-------- EXTRACTED ENTRIES --------

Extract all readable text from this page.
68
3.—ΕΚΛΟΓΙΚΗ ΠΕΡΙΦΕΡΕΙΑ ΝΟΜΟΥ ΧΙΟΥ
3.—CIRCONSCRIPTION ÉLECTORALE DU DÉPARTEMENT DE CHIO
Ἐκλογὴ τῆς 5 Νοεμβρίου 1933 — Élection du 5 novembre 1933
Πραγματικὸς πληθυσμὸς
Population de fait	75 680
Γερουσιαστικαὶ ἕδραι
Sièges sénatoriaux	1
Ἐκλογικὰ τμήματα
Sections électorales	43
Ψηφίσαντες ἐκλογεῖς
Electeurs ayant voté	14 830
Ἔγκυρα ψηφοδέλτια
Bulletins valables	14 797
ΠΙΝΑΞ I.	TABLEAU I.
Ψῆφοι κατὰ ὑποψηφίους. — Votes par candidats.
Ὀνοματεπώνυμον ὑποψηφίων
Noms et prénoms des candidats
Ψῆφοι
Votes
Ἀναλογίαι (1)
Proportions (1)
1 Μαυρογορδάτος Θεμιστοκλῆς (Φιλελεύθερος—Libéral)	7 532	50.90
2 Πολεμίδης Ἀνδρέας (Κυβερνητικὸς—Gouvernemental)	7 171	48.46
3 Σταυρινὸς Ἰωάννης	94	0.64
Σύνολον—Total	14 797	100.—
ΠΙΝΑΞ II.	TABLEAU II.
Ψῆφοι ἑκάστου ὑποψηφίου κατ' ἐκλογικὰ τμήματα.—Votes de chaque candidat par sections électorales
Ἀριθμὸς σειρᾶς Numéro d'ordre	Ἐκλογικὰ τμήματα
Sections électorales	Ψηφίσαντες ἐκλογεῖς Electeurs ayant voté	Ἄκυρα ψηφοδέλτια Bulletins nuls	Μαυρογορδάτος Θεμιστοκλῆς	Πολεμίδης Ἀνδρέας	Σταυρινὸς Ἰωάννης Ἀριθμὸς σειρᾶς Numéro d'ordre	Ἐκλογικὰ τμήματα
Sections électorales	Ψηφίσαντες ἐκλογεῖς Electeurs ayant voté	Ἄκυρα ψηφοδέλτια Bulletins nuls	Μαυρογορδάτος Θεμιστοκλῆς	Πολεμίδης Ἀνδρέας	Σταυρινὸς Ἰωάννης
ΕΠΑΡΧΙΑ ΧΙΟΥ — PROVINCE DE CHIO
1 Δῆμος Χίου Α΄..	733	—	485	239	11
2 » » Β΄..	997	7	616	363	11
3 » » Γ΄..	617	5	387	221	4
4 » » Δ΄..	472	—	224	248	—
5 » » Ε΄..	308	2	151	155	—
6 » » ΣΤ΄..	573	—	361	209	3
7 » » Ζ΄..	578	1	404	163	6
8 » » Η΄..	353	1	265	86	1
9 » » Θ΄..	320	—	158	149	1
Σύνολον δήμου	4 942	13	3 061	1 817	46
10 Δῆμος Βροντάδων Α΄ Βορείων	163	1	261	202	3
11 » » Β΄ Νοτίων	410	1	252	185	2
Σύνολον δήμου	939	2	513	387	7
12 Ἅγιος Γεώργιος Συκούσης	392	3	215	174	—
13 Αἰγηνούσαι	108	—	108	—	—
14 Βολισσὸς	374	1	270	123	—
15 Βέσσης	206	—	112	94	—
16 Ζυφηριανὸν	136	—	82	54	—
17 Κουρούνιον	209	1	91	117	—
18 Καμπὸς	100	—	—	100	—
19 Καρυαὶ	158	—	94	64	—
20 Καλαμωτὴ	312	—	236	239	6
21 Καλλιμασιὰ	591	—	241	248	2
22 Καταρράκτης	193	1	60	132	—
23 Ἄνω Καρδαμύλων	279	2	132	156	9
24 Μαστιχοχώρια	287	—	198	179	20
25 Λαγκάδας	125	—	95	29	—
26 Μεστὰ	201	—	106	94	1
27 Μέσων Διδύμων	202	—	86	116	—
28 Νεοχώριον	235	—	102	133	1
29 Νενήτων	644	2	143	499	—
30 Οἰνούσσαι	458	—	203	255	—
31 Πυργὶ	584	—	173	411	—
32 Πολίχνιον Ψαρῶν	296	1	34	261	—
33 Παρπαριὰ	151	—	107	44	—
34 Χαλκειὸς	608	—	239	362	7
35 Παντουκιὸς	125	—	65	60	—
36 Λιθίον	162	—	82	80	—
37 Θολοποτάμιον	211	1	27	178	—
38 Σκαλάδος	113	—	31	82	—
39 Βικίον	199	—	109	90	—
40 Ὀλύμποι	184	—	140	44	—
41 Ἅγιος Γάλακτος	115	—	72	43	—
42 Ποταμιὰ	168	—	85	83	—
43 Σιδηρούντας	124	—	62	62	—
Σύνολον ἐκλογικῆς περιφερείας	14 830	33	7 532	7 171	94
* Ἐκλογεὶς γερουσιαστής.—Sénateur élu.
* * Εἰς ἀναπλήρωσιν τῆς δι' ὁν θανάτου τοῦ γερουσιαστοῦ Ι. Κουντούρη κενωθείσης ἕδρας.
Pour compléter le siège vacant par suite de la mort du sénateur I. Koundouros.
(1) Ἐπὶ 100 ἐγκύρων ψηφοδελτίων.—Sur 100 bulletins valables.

--------

# INSTRUCTIONS TO FOLLOW:
Collect every line with the string "ΧΙΟΥ" from the records, and copy each.

# EXERCISE OUTPUT:
3.—ΕΚΛΟΓΙΚΗ ΠΕΡΙΦΕΡΕΙΑ ΝΟΜΟΥ ΧΙΟΥ
ΕΠΑΡΧΙΑ ΧΙΟΥ — PROVINCE DE CHIO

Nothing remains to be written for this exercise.